Fiscal Delegation, Judicial Discipline, and the Rule of Law: Insights from Adani Power Ltd. v. Union of India

Fiscal Delegation, Judicial Discipline, and the Rule of Law: Insights from Adani Power Ltd. v. Union of India

By – Sangeeth Narayanan and Jane Kapai

Table of Contents

INTRODUCTION

In its recent decision in Adani Power Limited v. Union of India SLP (C) No.24729/2019, the Supreme Court reaffirmed the constitutional limits governing fiscal administration and the exercise of delegated legislative power in matters of taxation. The Supreme Court set aside the Order dated 28.06.2019 passed by the Gujarat High Court in the Special Civil Application No. 2233 of 2016 (“2019 Order”), whereby the Gujarat High Court had declined to extend the protective effect of its earlier judgement dated 15.07.2015 in Special Civil Application No. 3142 of 2010 (“2015 judgement) that struck down Notification No. 25/2010-Cus. imposing a retrospective 16% customs duty on electricity generated within a Special Economic Zone (“SEZ”) and supplied to the Domestic Tariff Area (“DTA”). The High Court had confined the relief to the period covered by the impugned notification and held that subsequent notifications could not be invalidated unless independently challenged. In the present matter, the Supreme Court set aside this ruling, holding that the 2015 judgment constituted a binding declaration of law in the absence of a new levy of a new statutory or factual footing, and consequently directed the refund of duties collected under the subsequent notifications.

Notwithstanding that the dispute arose in the specific context of customs duty on SEZ-generated electricity, the issues examined by the Supreme Court extend well beyond a fiscal controversy. At a more fundamental level, the judgment engages with core constitutional questions concerning the source of taxing power, the permissible scope of exemption notifications issued under delegated authority, the binding force of judicial precedent, and the obligation of the State to give full effect to settled declarations of law.

BACKGROUND OF THE CASE

The Appellant operates a large coal-based thermal power station within the Mundra SEZ in Gujarat. The electricity generated at the facility is partly used within the SEZ and substantially supplied to consumers in the DTA, including State utilities. 

SEZ Power Generation and Duty Framework Prior to 2010

Under Section 30 of the Special Economic Zones Act, 2005, (“SEZ Act”), goods cleared from an SEZ into the DTA are chargeable to duties of customs as if such goods had been imported into India. However, prior to 2009, imported electrical energy attracted a nil rate of customs duty under the Customs Tariff and as a result, electricity supplied from an SEZ to the DTA was effectively duty-free. Fiscal neutrality was instead ensured through Rule 47(3) of the SEZ Rules, 2006, (“SEZ Rules”) which required SEZ units generating power to neutralise the customs benefit availed on inputs, such as imported coal, in proportion to the electricity supplied outside the SEZ.

Imposition of Customs Duty Through Notification No. 25/2010-Cus.

This position changed in 2010, when the Union Government issued Notification No. 25/2010-Cus., imposing customs duty at 16% ad valorem on electricity supplied from SEZs to the DTA, with retrospective effect from June 2009. The Appellant Company challenged the levy under the said notification before the Gujarat High Court wherein interim relief permitting clearances against bank guarantees was granted. However, during the pendency of the litigation, the duty structure was modified. Notification No. 91/2010-Cus. replaced the ad valorem levy with a specific duty of ten paise per unit, effective from 16.09.2010, and Notification No. 26/2012-Cus. subsequently reduced it to three paise per unit, with effect from 18.02.2012. Notwithstanding these changes, the nature of the levy remained the same i.e., the customs duty imposed on electricity itself.

^^^^

→ Required tasks
a) List every customs notification the article cites by number.
b) From the article, return everything from "Notwithstanding that the" down to "declarations of law.".
c) According to the article, what rate of duty did Notification No. 26/2012-Cus. set?
None of the material that comes next is required.

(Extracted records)
^^^^

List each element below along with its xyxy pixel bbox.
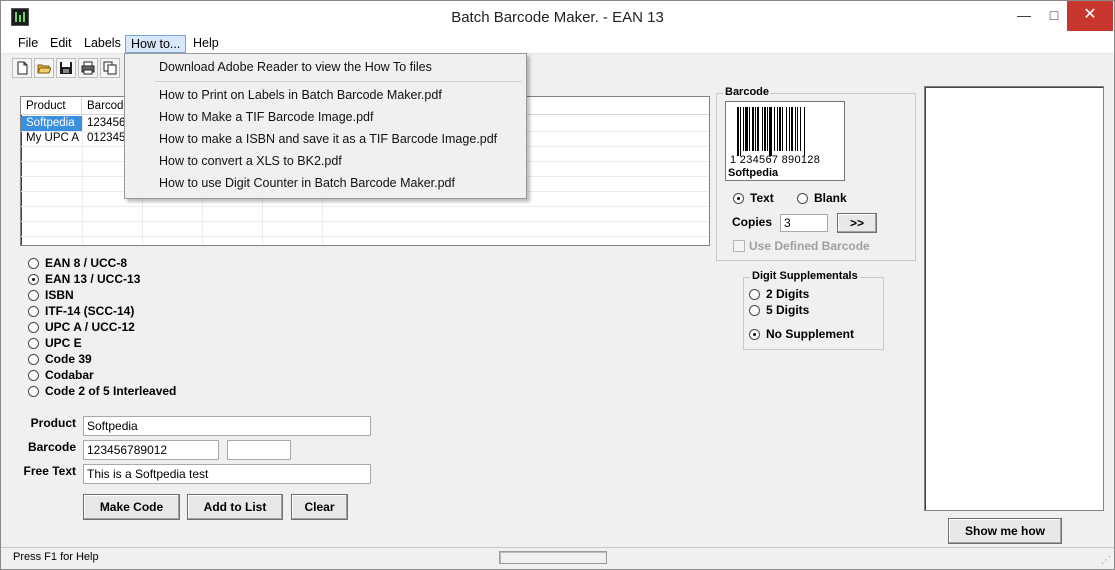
barcode-bar (764, 107, 766, 151)
barcode-bar (745, 107, 748, 151)
open-folder-icon[interactable] (34, 58, 54, 78)
barcode-caption: Softpedia (728, 167, 779, 179)
barcode-extra-input[interactable] (227, 440, 291, 460)
column-product[interactable]: Product (21, 97, 82, 115)
barcode-bar (752, 107, 754, 151)
save-icon[interactable] (56, 58, 76, 78)
use-defined-label: Use Defined Barcode (749, 239, 870, 253)
status-pane (499, 551, 607, 564)
barcode-bar (789, 107, 790, 151)
barcode-bar (743, 107, 744, 151)
barcode-bar (757, 107, 759, 151)
menu-howto[interactable]: How to... (125, 35, 187, 53)
barcode-bar (749, 107, 750, 151)
menu-edit[interactable]: Edit (45, 35, 77, 53)
barcode-bar (769, 107, 772, 156)
barcode-label: Barcode (27, 440, 76, 454)
freetext-input[interactable]: This is a Softpedia test (83, 464, 371, 484)
window-title: Batch Barcode Maker. - EAN 13 (451, 9, 664, 26)
barcode-bar (755, 107, 756, 151)
barcode-bar (786, 107, 787, 151)
maximize-button[interactable]: □ (1039, 1, 1069, 31)
toolbar (1, 55, 131, 83)
menu-item-isbn-tif[interactable]: How to make a ISBN and save it as a TIF … (159, 129, 497, 149)
cell-product: Softpedia (21, 116, 82, 131)
cell-barcode: 123456 (87, 117, 126, 129)
freetext-label: Free Text (23, 464, 76, 478)
menu-file[interactable]: File (13, 35, 43, 53)
cell-product: My UPC A (26, 132, 80, 144)
product-input[interactable]: Softpedia (83, 416, 371, 436)
barcode-bar (800, 107, 801, 151)
barcode-input[interactable]: 123456789012 (83, 440, 219, 460)
howto-dropdown-menu: Download Adobe Reader to view the How To… (124, 53, 527, 199)
barcode-image (737, 107, 805, 156)
product-label: Product (30, 416, 76, 430)
next-button[interactable]: >> (837, 213, 877, 233)
app-window: Batch Barcode Maker. - EAN 13 — □ ✕ File… (0, 0, 1115, 570)
barcode-bar (782, 107, 783, 151)
barcode-bar (762, 107, 763, 151)
copies-label: Copies (732, 215, 773, 229)
menu-item-print-labels[interactable]: How to Print on Labels in Batch Barcode … (159, 85, 442, 105)
add-to-list-button[interactable]: Add to List (187, 494, 283, 520)
cell-barcode: 012345 (87, 132, 126, 144)
barcode-digits: 1 234567 890128 (730, 154, 821, 166)
label-preview-pane (924, 86, 1104, 511)
barcode-bar (779, 107, 781, 151)
print-icon[interactable] (78, 58, 98, 78)
barcode-bar (737, 107, 739, 156)
copy-icon[interactable] (100, 58, 120, 78)
barcode-bar (777, 107, 778, 151)
menu-labels[interactable]: Labels (79, 35, 126, 53)
menu-separator (155, 81, 522, 82)
menu-item-xls-bk2[interactable]: How to convert a XLS to BK2.pdf (159, 151, 342, 171)
minimize-button[interactable]: — (1009, 1, 1039, 31)
menu-help[interactable]: Help (188, 35, 224, 53)
menu-bar: File Edit Labels How to... Help (1, 34, 1114, 54)
barcode-preview: 1 234567 890128 Softpedia (725, 101, 845, 181)
clear-button[interactable]: Clear (291, 494, 348, 520)
menu-item-digit-counter[interactable]: How to use Digit Counter in Batch Barcod… (159, 173, 455, 193)
menu-item-download-reader[interactable]: Download Adobe Reader to view the How To… (159, 57, 432, 77)
barcode-bar (740, 107, 741, 156)
barcode-bar (804, 107, 805, 156)
barcode-bar (774, 107, 775, 151)
status-bar: Press F1 for Help ⋰ (1, 547, 1114, 569)
barcode-bar (795, 107, 796, 151)
close-button[interactable]: ✕ (1067, 1, 1113, 31)
barcode-bar (797, 107, 798, 151)
resize-grip-icon[interactable]: ⋰ (1101, 555, 1111, 566)
copies-input[interactable]: 3 (780, 214, 828, 232)
barcode-bar (767, 107, 768, 151)
title-bar: Batch Barcode Maker. - EAN 13 — □ ✕ (1, 1, 1114, 34)
status-text: Press F1 for Help (13, 551, 99, 563)
barcode-group-title: Barcode (723, 86, 772, 98)
use-defined-checkbox[interactable] (733, 240, 745, 252)
barcode-bar (791, 107, 793, 151)
show-me-how-button[interactable]: Show me how (948, 518, 1062, 544)
menu-item-tif-image[interactable]: How to Make a TIF Barcode Image.pdf (159, 107, 373, 127)
make-code-button[interactable]: Make Code (83, 494, 180, 520)
supplementals-title: Digit Supplementals (750, 270, 860, 282)
new-document-icon[interactable] (12, 58, 32, 78)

^^^^

→ Per-task outputs
a)
Notification No. 25/2010-Cus.
Notification No. 91/2010-Cus.
Notification No. 26/2012-Cus.

b)
Notwithstanding that the dispute arose in the specific context of customs duty on SEZ-generated electricity, the issues examined by the Supreme Court extend well beyond a fiscal controversy. At a more fundamental level, the judgment engages with core constitutional questions concerning the source of taxing power, the permissible scope of exemption notifications issued under delegated authority, the binding force of judicial precedent, and the obligation of the State to give full effect to settled declarations of law.

c) It reduced the duty to three paise per unit, with effect from 18.02.2012.